## Exercise description
From the listing below, extract every line in which the word "page" appears.

## Dataset entries
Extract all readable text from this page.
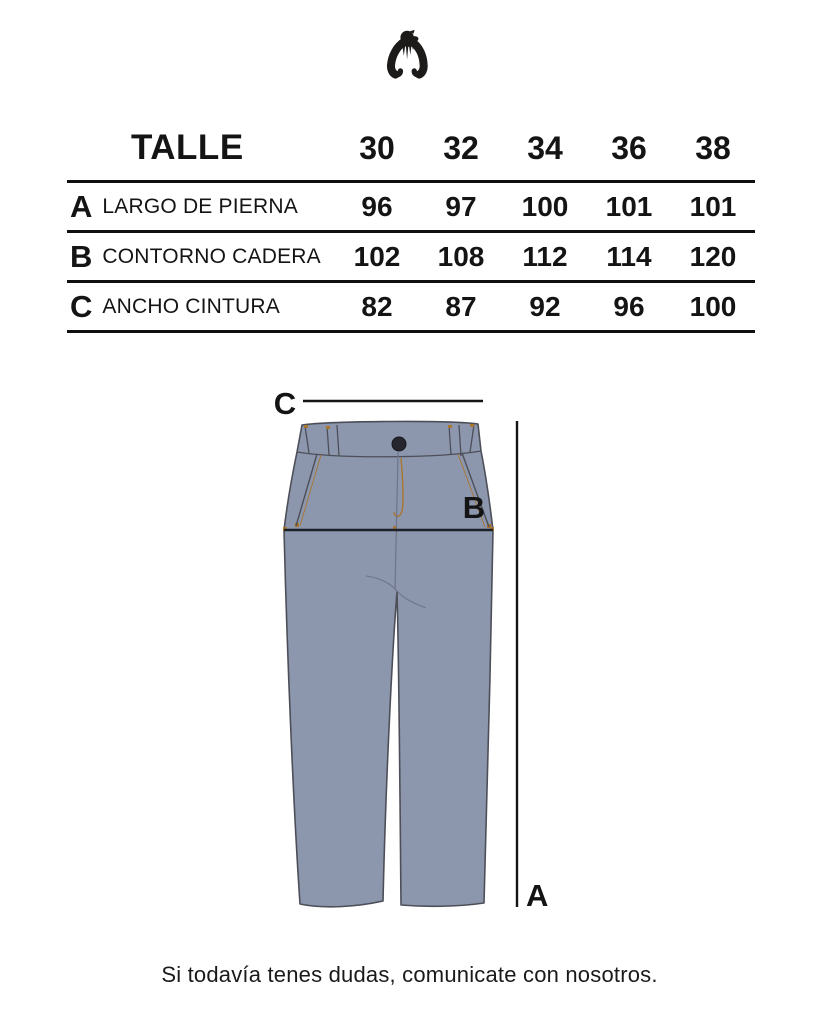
TALLE	30	32	34	36	38
A LARGO DE PIERNA	96	97	100	101	101
B CONTORNO CADERA	102	108	112	114	120
C ANCHO CINTURA	82	87	92	96	100
C
B
A
Si todavía tenes dudas, comunicate con nosotros.
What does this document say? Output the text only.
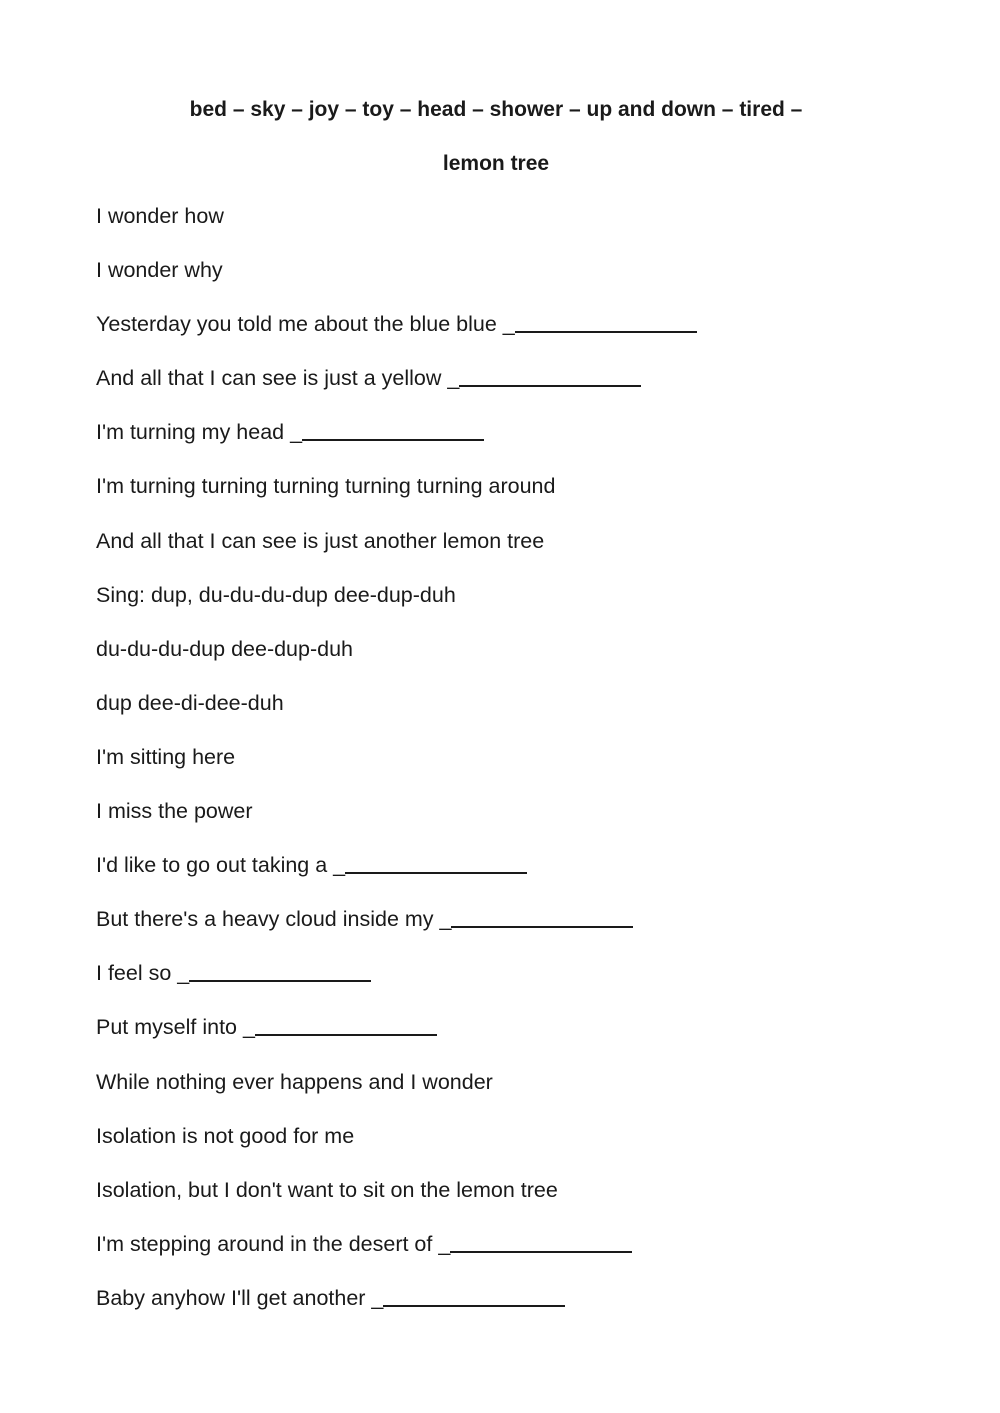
bed – sky – joy – toy – head – shower – up and down – tired –
lemon tree
I wonder how
I wonder why
Yesterday you told me about the blue blue _
And all that I can see is just a yellow _
I'm turning my head _
I'm turning turning turning turning turning around
And all that I can see is just another lemon tree
Sing: dup, du-du-du-dup dee-dup-duh
du-du-du-dup dee-dup-duh
dup dee-di-dee-duh
I'm sitting here
I miss the power
I'd like to go out taking a _
But there's a heavy cloud inside my _
I feel so _
Put myself into _
While nothing ever happens and I wonder
Isolation is not good for me
Isolation, but I don't want to sit on the lemon tree
I'm stepping around in the desert of _
Baby anyhow I'll get another _
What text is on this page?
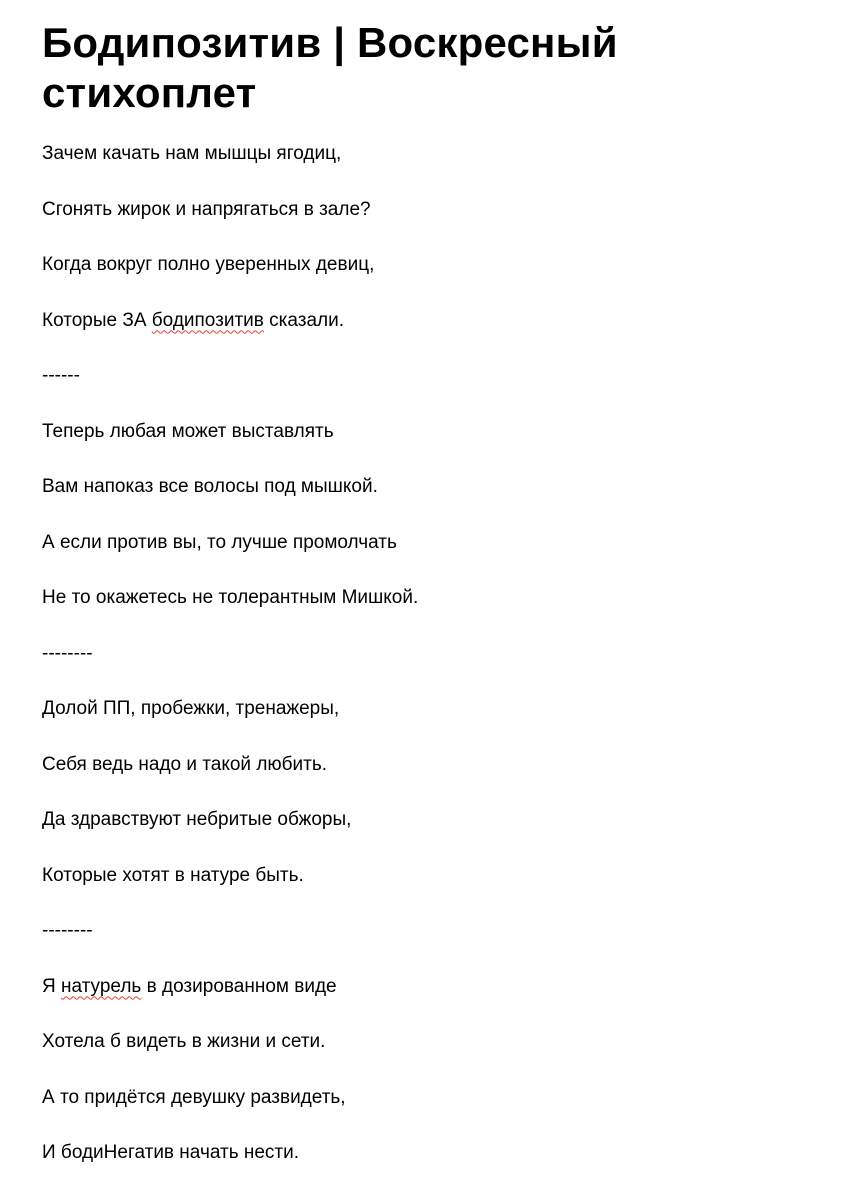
Бодипозитив | Воскресный стихоплет
Зачем качать нам мышцы ягодиц,
Сгонять жирок и напрягаться в зале?
Когда вокруг полно уверенных девиц,
Которые ЗА бодипозитив сказали.
------
Теперь любая может выставлять
Вам напоказ все волосы под мышкой.
А если против вы, то лучше промолчать
Не то окажетесь не толерантным Мишкой.
--------
Долой ПП, пробежки, тренажеры,
Себя ведь надо и такой любить.
Да здравствуют небритые обжоры,
Которые хотят в натуре быть.
--------
Я натурель в дозированном виде
Хотела б видеть в жизни и сети.
А то придётся девушку развидеть,
И бодиНегатив начать нести.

## Written response
Extract all readable text from this page.
What text is on this page?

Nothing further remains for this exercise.